§ Requirements
Write out each line of the material again, word for word.

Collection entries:
* START *
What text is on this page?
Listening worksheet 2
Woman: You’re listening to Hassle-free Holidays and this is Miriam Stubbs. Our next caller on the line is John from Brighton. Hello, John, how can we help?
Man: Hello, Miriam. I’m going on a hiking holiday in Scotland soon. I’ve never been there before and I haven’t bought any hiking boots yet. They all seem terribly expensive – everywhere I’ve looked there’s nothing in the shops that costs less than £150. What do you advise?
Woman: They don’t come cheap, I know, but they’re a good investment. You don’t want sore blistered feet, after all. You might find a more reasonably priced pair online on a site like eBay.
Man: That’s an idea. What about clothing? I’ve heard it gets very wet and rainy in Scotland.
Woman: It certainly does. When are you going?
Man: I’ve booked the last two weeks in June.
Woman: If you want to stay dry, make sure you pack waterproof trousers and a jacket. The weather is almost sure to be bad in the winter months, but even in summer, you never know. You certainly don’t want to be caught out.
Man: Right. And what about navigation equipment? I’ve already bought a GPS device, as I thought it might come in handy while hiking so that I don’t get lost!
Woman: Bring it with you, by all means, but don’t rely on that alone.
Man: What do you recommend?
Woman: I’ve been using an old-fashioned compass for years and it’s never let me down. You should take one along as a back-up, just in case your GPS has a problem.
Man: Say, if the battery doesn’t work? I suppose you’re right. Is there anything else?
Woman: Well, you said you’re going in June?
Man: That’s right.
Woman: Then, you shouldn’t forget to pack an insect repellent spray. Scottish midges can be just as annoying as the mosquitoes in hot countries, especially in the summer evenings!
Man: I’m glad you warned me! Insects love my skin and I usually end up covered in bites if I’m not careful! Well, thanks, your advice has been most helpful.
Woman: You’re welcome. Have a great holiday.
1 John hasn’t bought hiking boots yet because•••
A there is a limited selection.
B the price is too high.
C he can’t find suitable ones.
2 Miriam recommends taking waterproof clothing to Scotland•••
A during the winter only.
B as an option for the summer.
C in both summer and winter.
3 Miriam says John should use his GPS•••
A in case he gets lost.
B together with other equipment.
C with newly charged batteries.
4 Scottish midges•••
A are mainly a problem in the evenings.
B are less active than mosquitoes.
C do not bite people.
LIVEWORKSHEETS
* END *
§ Response to the exercise
What text is on this page?
Listening worksheet 2
Woman: You’re listening to Hassle-free Holidays and this is Miriam Stubbs. Our next caller on the line is John from Brighton. Hello, John, how can we help?
Man: Hello, Miriam. I’m going on a hiking holiday in Scotland soon. I’ve never been there before and I haven’t bought any hiking boots yet. They all seem terribly expensive – everywhere I’ve looked there’s nothing in the shops that costs less than £150. What do you advise?
Woman: They don’t come cheap, I know, but they’re a good investment. You don’t want sore blistered feet, after all. You might find a more reasonably priced pair online on a site like eBay.
Man: That’s an idea. What about clothing? I’ve heard it gets very wet and rainy in Scotland.
Woman: It certainly does. When are you going?
Man: I’ve booked the last two weeks in June.
Woman: If you want to stay dry, make sure you pack waterproof trousers and a jacket. The weather is almost sure to be bad in the winter months, but even in summer, you never know. You certainly don’t want to be caught out.
Man: Right. And what about navigation equipment? I’ve already bought a GPS device, as I thought it might come in handy while hiking so that I don’t get lost!
Woman: Bring it with you, by all means, but don’t rely on that alone.
Man: What do you recommend?
Woman: I’ve been using an old-fashioned compass for years and it’s never let me down. You should take one along as a back-up, just in case your GPS has a problem.
Man: Say, if the battery doesn’t work? I suppose you’re right. Is there anything else?
Woman: Well, you said you’re going in June?
Man: That’s right.
Woman: Then, you shouldn’t forget to pack an insect repellent spray. Scottish midges can be just as annoying as the mosquitoes in hot countries, especially in the summer evenings!
Man: I’m glad you warned me! Insects love my skin and I usually end up covered in bites if I’m not careful! Well, thanks, your advice has been most helpful.
Woman: You’re welcome. Have a great holiday.
1 John hasn’t bought hiking boots yet because•••
A there is a limited selection.
B the price is too high.
C he can’t find suitable ones.
2 Miriam recommends taking waterproof clothing to Scotland•••
A during the winter only.
B as an option for the summer.
C in both summer and winter.
3 Miriam says John should use his GPS•••
A in case he gets lost.
B together with other equipment.
C with newly charged batteries.
4 Scottish midges•••
A are mainly a problem in the evenings.
B are less active than mosquitoes.
C do not bite people.
LIVEWORKSHEETS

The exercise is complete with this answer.